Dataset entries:

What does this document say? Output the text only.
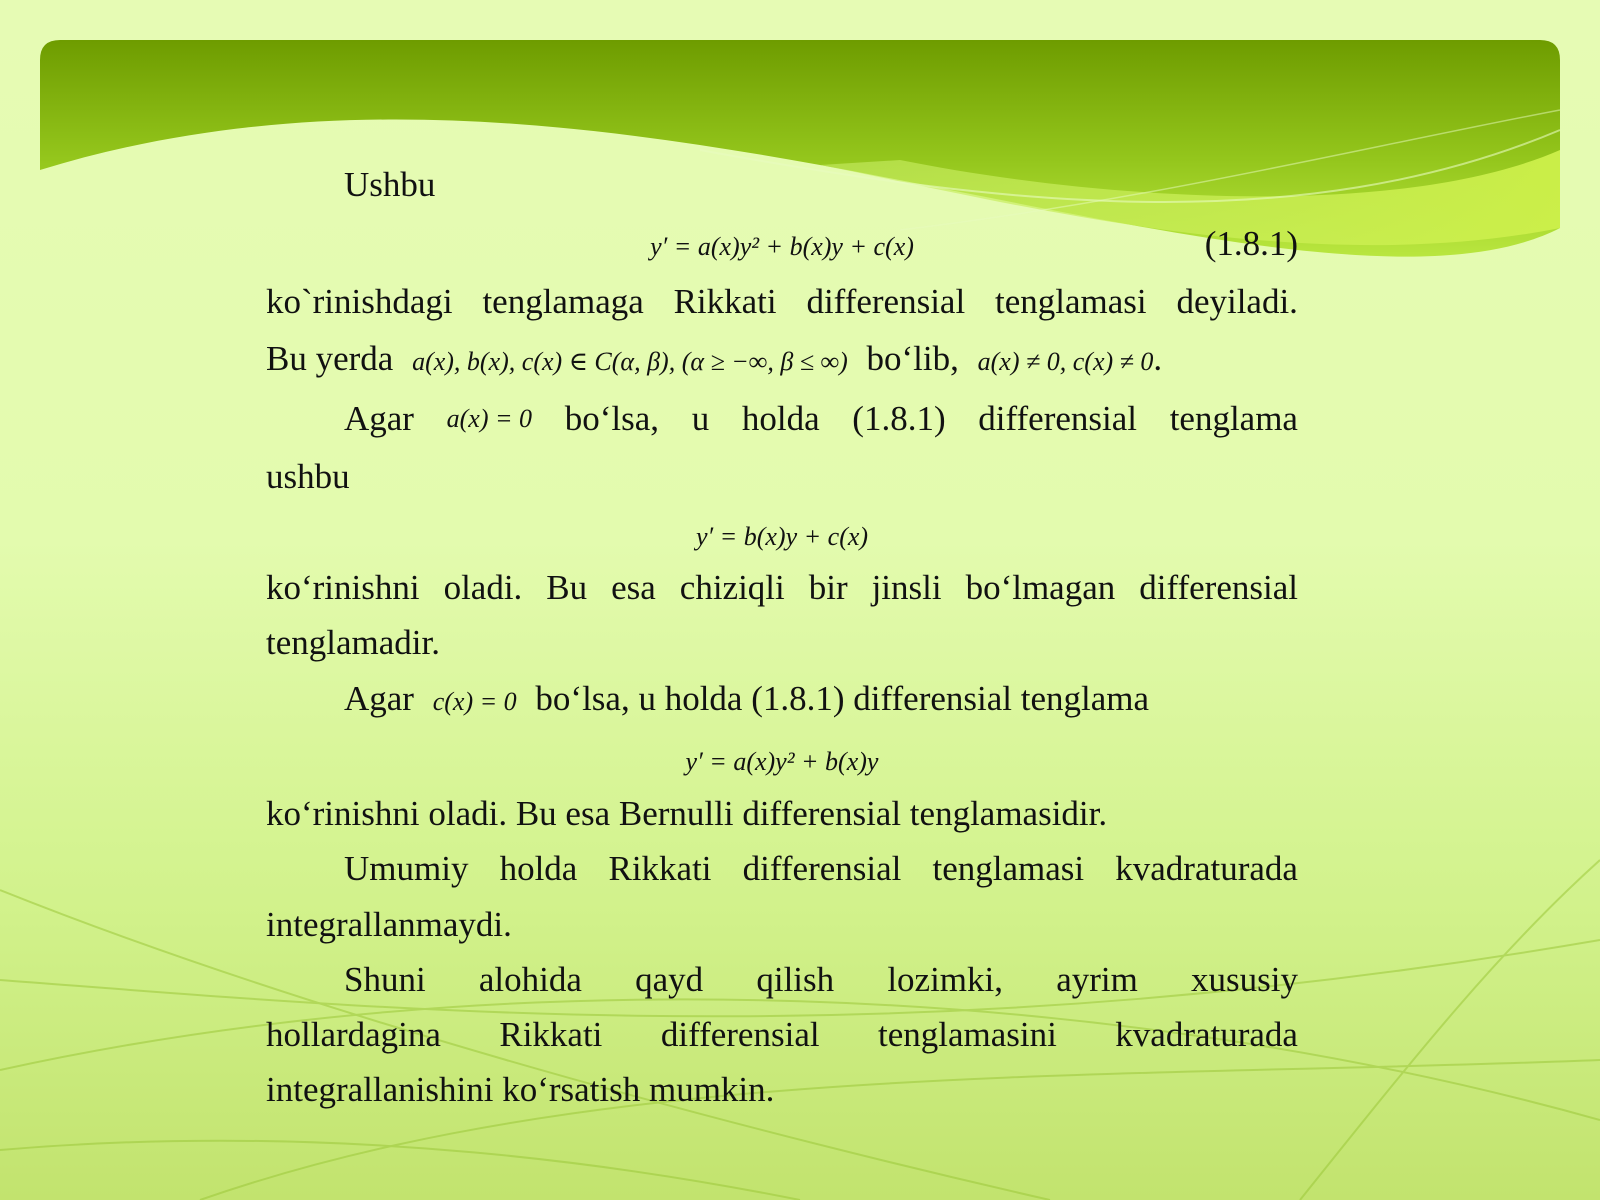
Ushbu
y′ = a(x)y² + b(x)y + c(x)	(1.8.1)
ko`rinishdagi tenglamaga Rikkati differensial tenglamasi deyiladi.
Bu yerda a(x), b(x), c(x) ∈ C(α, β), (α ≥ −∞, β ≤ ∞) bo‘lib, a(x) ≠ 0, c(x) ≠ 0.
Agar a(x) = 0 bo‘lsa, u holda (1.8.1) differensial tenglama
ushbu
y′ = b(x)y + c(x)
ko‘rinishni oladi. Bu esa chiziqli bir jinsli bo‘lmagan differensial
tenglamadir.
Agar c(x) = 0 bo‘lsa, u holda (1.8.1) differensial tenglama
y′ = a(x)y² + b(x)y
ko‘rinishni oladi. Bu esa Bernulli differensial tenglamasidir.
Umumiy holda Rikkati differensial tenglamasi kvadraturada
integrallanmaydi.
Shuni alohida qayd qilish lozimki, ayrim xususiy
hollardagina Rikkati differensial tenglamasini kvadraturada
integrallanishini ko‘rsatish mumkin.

▶ JOB
Copy out each line of the material that holds the word "oladi".

▶ RIGHT ANSWER
ko‘rinishni oladi. Bu esa chiziqli bir jinsli bo‘lmagan differensial
ko‘rinishni oladi. Bu esa Bernulli differensial tenglamasidir.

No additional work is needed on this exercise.